Copy, from the entries below, each line in which the string "pedidos" appears.

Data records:
↓

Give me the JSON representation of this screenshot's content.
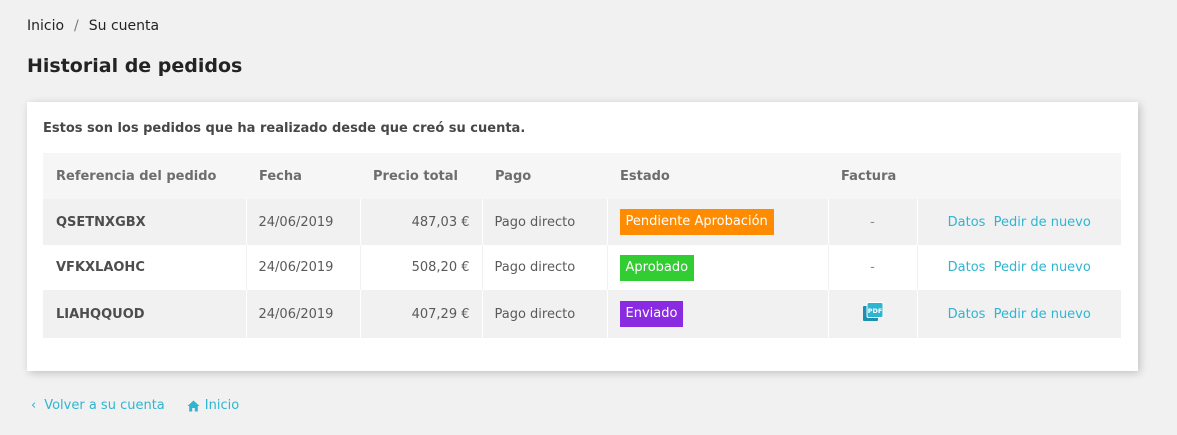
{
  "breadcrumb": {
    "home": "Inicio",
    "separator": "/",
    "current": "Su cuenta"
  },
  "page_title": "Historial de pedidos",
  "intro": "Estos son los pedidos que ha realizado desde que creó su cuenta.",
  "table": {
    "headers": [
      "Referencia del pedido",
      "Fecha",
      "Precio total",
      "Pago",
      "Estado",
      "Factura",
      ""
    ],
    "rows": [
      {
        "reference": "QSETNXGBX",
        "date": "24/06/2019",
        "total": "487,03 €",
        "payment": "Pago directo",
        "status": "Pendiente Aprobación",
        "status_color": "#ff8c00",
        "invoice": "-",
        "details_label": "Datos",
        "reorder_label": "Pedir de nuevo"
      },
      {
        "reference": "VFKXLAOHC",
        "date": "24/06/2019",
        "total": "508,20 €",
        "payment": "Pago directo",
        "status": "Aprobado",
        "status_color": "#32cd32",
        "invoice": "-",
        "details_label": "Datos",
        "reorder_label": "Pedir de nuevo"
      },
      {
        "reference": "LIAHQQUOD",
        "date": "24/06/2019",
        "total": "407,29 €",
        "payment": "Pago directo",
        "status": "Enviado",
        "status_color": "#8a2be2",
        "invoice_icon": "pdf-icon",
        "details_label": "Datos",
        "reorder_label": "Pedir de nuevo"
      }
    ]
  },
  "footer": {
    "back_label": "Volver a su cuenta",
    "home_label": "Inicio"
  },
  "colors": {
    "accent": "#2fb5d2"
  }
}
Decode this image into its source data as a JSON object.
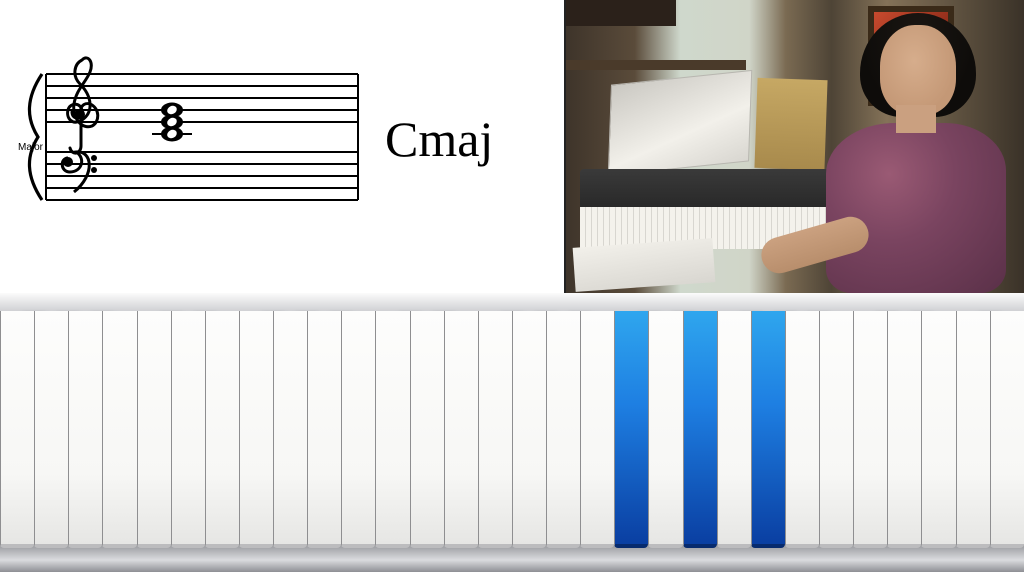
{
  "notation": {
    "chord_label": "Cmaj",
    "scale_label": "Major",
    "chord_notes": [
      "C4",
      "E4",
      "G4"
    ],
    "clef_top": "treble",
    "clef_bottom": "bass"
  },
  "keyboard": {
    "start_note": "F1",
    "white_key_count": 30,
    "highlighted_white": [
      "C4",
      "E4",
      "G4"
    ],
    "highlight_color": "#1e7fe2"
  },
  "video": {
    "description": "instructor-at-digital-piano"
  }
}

↑

_EXERCISE RESULT_
  "page_title": "Historial de pedidos",
  "intro": "Estos son los pedidos que ha realizado desde que creó su cuenta.",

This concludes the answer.